(Given entries):
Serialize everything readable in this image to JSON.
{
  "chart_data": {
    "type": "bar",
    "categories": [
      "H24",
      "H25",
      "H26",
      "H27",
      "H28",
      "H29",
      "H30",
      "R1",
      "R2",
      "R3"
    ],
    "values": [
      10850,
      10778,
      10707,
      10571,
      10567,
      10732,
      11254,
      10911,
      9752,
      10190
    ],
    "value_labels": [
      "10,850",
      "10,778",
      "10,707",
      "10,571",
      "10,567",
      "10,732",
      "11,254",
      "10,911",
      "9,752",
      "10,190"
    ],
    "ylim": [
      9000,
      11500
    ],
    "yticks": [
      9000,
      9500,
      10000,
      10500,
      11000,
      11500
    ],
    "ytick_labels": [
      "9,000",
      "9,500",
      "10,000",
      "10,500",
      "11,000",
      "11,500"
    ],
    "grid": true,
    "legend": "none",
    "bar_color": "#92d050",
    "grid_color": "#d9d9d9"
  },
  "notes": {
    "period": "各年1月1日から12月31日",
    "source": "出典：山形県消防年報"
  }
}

(Stated task):
Your task is to return the full listing exactly as it was given.

(Answer in full):
Serialize everything readable in this image to JSON.
{
  "chart_data": {
    "type": "bar",
    "categories": [
      "H24",
      "H25",
      "H26",
      "H27",
      "H28",
      "H29",
      "H30",
      "R1",
      "R2",
      "R3"
    ],
    "values": [
      10850,
      10778,
      10707,
      10571,
      10567,
      10732,
      11254,
      10911,
      9752,
      10190
    ],
    "value_labels": [
      "10,850",
      "10,778",
      "10,707",
      "10,571",
      "10,567",
      "10,732",
      "11,254",
      "10,911",
      "9,752",
      "10,190"
    ],
    "ylim": [
      9000,
      11500
    ],
    "yticks": [
      9000,
      9500,
      10000,
      10500,
      11000,
      11500
    ],
    "ytick_labels": [
      "9,000",
      "9,500",
      "10,000",
      "10,500",
      "11,000",
      "11,500"
    ],
    "grid": true,
    "legend": "none",
    "bar_color": "#92d050",
    "grid_color": "#d9d9d9"
  },
  "notes": {
    "period": "各年1月1日から12月31日",
    "source": "出典：山形県消防年報"
  }
}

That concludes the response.